• [DATA PROVIDED]
_ _ _ _

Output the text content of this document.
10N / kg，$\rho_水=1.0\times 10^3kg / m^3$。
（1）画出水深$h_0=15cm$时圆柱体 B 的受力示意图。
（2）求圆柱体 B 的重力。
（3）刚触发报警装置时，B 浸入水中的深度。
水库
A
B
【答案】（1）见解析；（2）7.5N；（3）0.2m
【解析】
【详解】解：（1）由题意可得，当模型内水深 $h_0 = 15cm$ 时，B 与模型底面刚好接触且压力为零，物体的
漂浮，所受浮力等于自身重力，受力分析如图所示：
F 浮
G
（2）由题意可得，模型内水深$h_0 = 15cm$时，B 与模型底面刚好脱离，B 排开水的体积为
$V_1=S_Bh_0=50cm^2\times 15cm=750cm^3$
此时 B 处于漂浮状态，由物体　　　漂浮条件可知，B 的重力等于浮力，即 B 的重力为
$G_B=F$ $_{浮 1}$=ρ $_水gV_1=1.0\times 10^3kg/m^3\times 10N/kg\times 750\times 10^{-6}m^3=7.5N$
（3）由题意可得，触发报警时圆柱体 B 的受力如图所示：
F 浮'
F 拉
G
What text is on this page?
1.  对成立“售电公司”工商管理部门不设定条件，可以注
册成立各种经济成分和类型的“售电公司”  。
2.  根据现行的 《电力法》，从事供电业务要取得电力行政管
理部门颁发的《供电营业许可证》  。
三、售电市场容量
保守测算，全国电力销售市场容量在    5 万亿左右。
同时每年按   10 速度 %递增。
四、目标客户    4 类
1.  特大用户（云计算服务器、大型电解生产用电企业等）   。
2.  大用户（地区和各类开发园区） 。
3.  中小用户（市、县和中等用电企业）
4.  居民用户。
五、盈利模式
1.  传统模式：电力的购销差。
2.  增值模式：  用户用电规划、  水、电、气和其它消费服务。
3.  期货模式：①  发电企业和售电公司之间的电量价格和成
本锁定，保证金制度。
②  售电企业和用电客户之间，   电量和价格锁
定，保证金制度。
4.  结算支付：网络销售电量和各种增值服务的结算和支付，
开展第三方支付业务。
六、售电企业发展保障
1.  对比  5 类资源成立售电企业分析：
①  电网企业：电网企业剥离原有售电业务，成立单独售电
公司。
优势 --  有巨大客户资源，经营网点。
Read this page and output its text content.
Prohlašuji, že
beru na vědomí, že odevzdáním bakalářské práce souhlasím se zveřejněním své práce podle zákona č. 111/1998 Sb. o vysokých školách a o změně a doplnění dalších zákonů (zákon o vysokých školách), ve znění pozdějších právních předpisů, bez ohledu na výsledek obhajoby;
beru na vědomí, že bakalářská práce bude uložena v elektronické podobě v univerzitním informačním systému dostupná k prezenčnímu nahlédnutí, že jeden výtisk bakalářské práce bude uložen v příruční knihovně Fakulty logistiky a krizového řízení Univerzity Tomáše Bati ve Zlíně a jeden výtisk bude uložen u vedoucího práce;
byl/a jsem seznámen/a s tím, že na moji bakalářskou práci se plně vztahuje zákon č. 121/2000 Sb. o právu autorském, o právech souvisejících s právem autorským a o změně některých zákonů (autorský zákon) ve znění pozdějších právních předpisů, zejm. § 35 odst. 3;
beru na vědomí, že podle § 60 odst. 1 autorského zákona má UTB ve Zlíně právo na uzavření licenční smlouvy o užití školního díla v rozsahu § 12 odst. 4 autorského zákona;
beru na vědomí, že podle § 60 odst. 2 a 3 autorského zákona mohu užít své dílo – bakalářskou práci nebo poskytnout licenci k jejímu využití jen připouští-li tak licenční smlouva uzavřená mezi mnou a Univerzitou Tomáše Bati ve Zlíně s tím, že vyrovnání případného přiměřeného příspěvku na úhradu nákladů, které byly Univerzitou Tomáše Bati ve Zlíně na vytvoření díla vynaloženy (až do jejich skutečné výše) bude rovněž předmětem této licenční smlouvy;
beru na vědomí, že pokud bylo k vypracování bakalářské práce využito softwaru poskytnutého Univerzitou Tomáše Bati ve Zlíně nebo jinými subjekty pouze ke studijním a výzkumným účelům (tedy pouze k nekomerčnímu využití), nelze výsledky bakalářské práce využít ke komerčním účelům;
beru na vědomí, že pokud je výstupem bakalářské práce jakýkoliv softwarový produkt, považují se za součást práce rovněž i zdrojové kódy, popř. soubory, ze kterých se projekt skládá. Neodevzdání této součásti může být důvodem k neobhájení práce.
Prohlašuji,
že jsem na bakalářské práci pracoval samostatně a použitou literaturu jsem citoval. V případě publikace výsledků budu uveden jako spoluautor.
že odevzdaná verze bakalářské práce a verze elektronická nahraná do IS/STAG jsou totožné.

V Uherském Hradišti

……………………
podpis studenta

_ _ _ _

• [GIVEN REQUEST] Extract all of the data above without altering anything.

• [TASK ANSWER]
Output the text content of this document.
10N / kg，$\rho_水=1.0\times 10^3kg / m^3$。
（1）画出水深$h_0=15cm$时圆柱体 B 的受力示意图。
（2）求圆柱体 B 的重力。
（3）刚触发报警装置时，B 浸入水中的深度。
水库
A
B
【答案】（1）见解析；（2）7.5N；（3）0.2m
【解析】
【详解】解：（1）由题意可得，当模型内水深 $h_0 = 15cm$ 时，B 与模型底面刚好接触且压力为零，物体的
漂浮，所受浮力等于自身重力，受力分析如图所示：
F 浮
G
（2）由题意可得，模型内水深$h_0 = 15cm$时，B 与模型底面刚好脱离，B 排开水的体积为
$V_1=S_Bh_0=50cm^2\times 15cm=750cm^3$
此时 B 处于漂浮状态，由物体　　　漂浮条件可知，B 的重力等于浮力，即 B 的重力为
$G_B=F$ $_{浮 1}$=ρ $_水gV_1=1.0\times 10^3kg/m^3\times 10N/kg\times 750\times 10^{-6}m^3=7.5N$
（3）由题意可得，触发报警时圆柱体 B 的受力如图所示：
F 浮'
F 拉
G
What text is on this page?
1.  对成立“售电公司”工商管理部门不设定条件，可以注
册成立各种经济成分和类型的“售电公司”  。
2.  根据现行的 《电力法》，从事供电业务要取得电力行政管
理部门颁发的《供电营业许可证》  。
三、售电市场容量
保守测算，全国电力销售市场容量在    5 万亿左右。
同时每年按   10 速度 %递增。
四、目标客户    4 类
1.  特大用户（云计算服务器、大型电解生产用电企业等）   。
2.  大用户（地区和各类开发园区） 。
3.  中小用户（市、县和中等用电企业）
4.  居民用户。
五、盈利模式
1.  传统模式：电力的购销差。
2.  增值模式：  用户用电规划、  水、电、气和其它消费服务。
3.  期货模式：①  发电企业和售电公司之间的电量价格和成
本锁定，保证金制度。
②  售电企业和用电客户之间，   电量和价格锁
定，保证金制度。
4.  结算支付：网络销售电量和各种增值服务的结算和支付，
开展第三方支付业务。
六、售电企业发展保障
1.  对比  5 类资源成立售电企业分析：
①  电网企业：电网企业剥离原有售电业务，成立单独售电
公司。
优势 --  有巨大客户资源，经营网点。
Read this page and output its text content.
Prohlašuji, že
beru na vědomí, že odevzdáním bakalářské práce souhlasím se zveřejněním své práce podle zákona č. 111/1998 Sb. o vysokých školách a o změně a doplnění dalších zákonů (zákon o vysokých školách), ve znění pozdějších právních předpisů, bez ohledu na výsledek obhajoby;
beru na vědomí, že bakalářská práce bude uložena v elektronické podobě v univerzitním informačním systému dostupná k prezenčnímu nahlédnutí, že jeden výtisk bakalářské práce bude uložen v příruční knihovně Fakulty logistiky a krizového řízení Univerzity Tomáše Bati ve Zlíně a jeden výtisk bude uložen u vedoucího práce;
byl/a jsem seznámen/a s tím, že na moji bakalářskou práci se plně vztahuje zákon č. 121/2000 Sb. o právu autorském, o právech souvisejících s právem autorským a o změně některých zákonů (autorský zákon) ve znění pozdějších právních předpisů, zejm. § 35 odst. 3;
beru na vědomí, že podle § 60 odst. 1 autorského zákona má UTB ve Zlíně právo na uzavření licenční smlouvy o užití školního díla v rozsahu § 12 odst. 4 autorského zákona;
beru na vědomí, že podle § 60 odst. 2 a 3 autorského zákona mohu užít své dílo – bakalářskou práci nebo poskytnout licenci k jejímu využití jen připouští-li tak licenční smlouva uzavřená mezi mnou a Univerzitou Tomáše Bati ve Zlíně s tím, že vyrovnání případného přiměřeného příspěvku na úhradu nákladů, které byly Univerzitou Tomáše Bati ve Zlíně na vytvoření díla vynaloženy (až do jejich skutečné výše) bude rovněž předmětem této licenční smlouvy;
beru na vědomí, že pokud bylo k vypracování bakalářské práce využito softwaru poskytnutého Univerzitou Tomáše Bati ve Zlíně nebo jinými subjekty pouze ke studijním a výzkumným účelům (tedy pouze k nekomerčnímu využití), nelze výsledky bakalářské práce využít ke komerčním účelům;
beru na vědomí, že pokud je výstupem bakalářské práce jakýkoliv softwarový produkt, považují se za součást práce rovněž i zdrojové kódy, popř. soubory, ze kterých se projekt skládá. Neodevzdání této součásti může být důvodem k neobhájení práce.
Prohlašuji,
že jsem na bakalářské práci pracoval samostatně a použitou literaturu jsem citoval. V případě publikace výsledků budu uveden jako spoluautor.
že odevzdaná verze bakalářské práce a verze elektronická nahraná do IS/STAG jsou totožné.

V Uherském Hradišti

……………………
podpis studenta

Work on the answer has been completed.